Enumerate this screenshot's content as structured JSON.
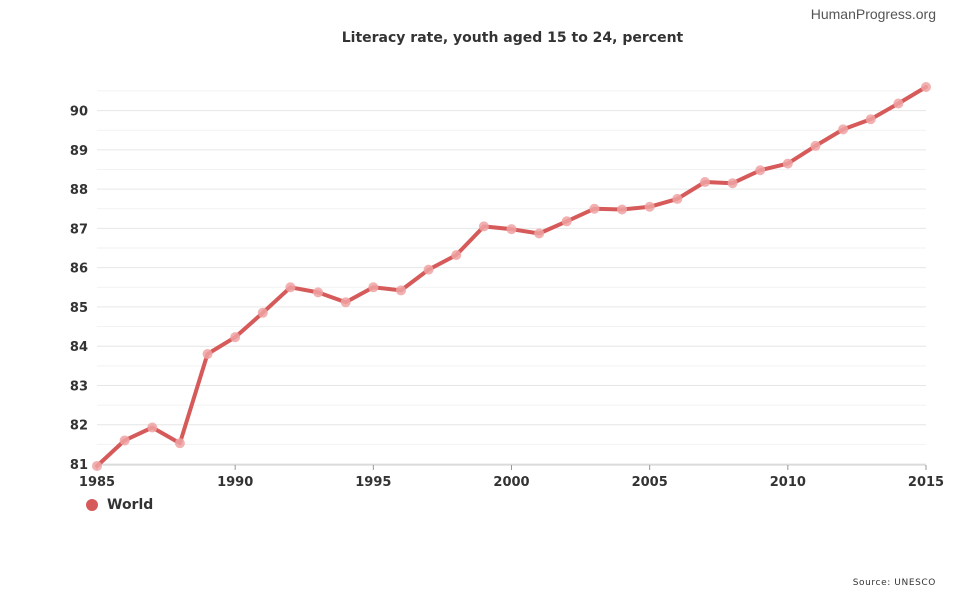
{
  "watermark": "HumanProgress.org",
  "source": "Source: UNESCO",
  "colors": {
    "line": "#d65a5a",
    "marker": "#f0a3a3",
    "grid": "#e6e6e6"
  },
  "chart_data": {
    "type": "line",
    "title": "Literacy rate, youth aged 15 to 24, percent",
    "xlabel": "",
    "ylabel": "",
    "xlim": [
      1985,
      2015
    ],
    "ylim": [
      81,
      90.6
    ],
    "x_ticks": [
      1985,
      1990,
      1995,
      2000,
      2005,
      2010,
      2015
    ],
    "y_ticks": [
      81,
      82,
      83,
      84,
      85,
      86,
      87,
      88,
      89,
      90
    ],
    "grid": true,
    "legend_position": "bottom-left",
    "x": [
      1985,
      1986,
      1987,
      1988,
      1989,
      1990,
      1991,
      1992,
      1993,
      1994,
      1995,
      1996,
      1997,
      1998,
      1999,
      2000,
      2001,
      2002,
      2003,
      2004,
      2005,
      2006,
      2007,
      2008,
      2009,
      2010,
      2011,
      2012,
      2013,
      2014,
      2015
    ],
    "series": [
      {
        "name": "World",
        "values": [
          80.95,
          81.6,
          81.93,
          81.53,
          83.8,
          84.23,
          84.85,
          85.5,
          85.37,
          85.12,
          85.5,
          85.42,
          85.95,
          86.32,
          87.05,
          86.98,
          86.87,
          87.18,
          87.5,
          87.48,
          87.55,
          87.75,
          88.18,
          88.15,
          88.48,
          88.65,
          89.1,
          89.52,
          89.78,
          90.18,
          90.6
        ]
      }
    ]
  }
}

============

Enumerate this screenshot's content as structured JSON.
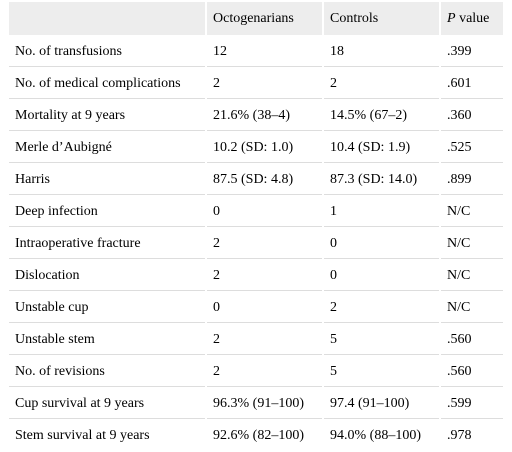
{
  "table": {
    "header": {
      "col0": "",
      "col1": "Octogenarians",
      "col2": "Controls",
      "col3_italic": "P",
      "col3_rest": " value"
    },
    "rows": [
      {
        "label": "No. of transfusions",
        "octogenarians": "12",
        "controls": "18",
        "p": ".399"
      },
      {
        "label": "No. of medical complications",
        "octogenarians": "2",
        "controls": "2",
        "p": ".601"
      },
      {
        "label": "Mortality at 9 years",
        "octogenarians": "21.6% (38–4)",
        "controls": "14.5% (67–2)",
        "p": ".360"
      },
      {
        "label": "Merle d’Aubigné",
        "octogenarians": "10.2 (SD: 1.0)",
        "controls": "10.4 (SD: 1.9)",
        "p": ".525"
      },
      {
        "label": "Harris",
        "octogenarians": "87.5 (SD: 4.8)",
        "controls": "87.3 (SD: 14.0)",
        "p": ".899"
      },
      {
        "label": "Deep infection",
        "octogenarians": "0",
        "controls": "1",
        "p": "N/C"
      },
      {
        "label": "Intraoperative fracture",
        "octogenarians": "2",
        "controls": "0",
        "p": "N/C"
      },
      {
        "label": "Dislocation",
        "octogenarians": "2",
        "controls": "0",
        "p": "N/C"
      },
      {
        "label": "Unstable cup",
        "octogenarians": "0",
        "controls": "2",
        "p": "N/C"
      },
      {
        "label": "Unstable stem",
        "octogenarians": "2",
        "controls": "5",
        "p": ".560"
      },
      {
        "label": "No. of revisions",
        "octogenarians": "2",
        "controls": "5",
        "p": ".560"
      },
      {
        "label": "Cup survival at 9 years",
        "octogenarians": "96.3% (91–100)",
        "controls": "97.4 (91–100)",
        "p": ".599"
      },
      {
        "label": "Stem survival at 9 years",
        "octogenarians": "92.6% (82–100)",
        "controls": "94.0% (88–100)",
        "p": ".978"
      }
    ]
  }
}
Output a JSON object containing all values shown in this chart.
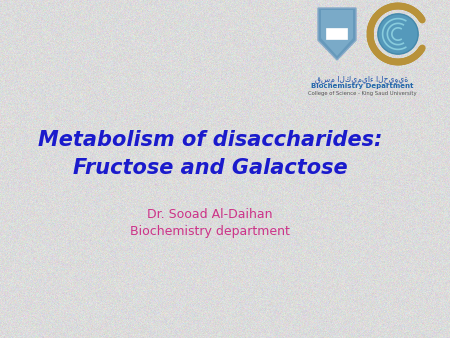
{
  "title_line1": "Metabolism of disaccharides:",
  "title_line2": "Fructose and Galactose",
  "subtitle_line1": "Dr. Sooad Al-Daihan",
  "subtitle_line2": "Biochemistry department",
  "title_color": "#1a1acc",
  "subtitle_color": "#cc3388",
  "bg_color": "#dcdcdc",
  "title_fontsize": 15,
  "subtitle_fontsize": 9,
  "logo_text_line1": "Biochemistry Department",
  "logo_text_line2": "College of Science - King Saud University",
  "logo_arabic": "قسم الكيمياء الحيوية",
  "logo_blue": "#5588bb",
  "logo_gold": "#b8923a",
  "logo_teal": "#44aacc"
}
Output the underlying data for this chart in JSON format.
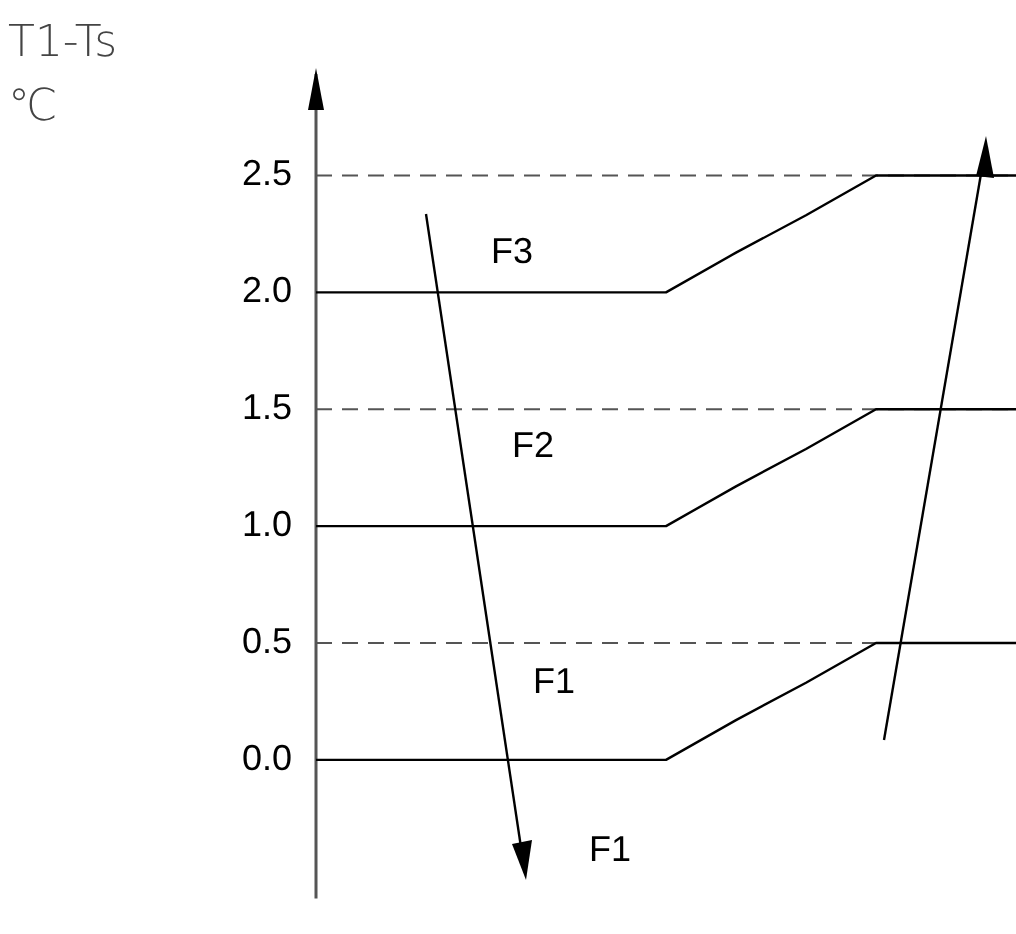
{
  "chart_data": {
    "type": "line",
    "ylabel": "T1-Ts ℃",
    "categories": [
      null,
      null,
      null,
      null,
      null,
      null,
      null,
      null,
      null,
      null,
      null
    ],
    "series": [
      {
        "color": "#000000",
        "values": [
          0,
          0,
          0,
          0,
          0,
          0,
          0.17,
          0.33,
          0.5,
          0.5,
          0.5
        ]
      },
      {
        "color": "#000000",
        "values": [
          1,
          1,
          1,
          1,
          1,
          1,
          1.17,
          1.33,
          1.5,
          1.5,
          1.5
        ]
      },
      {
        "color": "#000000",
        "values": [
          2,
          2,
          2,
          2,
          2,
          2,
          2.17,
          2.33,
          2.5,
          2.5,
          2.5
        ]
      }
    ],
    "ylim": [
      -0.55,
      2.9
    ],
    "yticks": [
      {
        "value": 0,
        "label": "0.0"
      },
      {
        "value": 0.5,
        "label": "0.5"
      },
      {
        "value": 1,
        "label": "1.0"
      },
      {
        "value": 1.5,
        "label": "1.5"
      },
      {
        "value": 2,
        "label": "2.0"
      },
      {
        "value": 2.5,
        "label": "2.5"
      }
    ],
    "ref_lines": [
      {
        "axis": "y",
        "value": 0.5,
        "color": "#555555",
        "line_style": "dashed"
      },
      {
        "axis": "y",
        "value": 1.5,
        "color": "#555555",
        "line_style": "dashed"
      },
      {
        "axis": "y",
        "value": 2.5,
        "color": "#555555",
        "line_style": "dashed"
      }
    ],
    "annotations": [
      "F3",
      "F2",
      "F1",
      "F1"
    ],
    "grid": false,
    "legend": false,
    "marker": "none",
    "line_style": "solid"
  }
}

============

Look for the word "JSON" and return every line where it occurs.

Enumerate this screenshot's content as structured JSON.
Enumerate this screenshot's content as structured JSON.
Output a JSON object containing all values shown in this chart.
Output the underlying data for this chart in JSON format.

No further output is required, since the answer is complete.